WHAT YOU HAVE TO DO: Compile every line that includes the word "Descripción".

[Collected data entries]
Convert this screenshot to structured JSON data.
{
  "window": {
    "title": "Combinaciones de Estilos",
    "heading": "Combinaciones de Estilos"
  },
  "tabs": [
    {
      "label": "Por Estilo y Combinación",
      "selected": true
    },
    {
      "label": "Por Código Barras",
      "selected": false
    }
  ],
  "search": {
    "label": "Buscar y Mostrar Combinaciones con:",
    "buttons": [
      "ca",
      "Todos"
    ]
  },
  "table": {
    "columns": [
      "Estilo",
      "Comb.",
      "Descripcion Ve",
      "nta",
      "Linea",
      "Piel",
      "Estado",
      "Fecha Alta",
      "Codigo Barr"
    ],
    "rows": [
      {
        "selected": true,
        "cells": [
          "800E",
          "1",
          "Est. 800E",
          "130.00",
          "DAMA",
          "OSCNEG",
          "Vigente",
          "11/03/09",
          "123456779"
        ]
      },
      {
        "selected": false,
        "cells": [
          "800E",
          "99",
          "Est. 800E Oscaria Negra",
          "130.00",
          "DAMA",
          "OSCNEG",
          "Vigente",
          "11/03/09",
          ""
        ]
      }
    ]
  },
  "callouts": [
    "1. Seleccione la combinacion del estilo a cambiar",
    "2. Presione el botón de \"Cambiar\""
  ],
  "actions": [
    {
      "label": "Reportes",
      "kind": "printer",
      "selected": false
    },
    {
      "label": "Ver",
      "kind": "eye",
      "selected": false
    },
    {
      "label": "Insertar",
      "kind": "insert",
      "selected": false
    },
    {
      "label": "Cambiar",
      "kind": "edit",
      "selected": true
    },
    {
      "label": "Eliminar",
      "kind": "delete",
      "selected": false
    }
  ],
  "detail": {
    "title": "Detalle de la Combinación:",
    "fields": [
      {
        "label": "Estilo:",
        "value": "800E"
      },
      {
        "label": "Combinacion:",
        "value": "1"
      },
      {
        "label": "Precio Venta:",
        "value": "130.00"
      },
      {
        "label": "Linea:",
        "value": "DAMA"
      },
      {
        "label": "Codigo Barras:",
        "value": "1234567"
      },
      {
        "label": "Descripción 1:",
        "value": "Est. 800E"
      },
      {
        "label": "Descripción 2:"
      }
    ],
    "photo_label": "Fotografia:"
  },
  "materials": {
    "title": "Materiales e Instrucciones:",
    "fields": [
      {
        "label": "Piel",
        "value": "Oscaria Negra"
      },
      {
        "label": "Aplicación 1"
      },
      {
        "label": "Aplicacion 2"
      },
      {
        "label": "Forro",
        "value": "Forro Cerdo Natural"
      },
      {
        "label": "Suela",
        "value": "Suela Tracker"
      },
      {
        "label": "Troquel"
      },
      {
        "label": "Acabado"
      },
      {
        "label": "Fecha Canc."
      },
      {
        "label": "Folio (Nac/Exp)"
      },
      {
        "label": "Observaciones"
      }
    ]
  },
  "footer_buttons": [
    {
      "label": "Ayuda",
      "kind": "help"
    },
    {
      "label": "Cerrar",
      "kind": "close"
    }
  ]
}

TASK RESPONSE:
        "label": "Descripción 1:",
        "label": "Descripción 2:"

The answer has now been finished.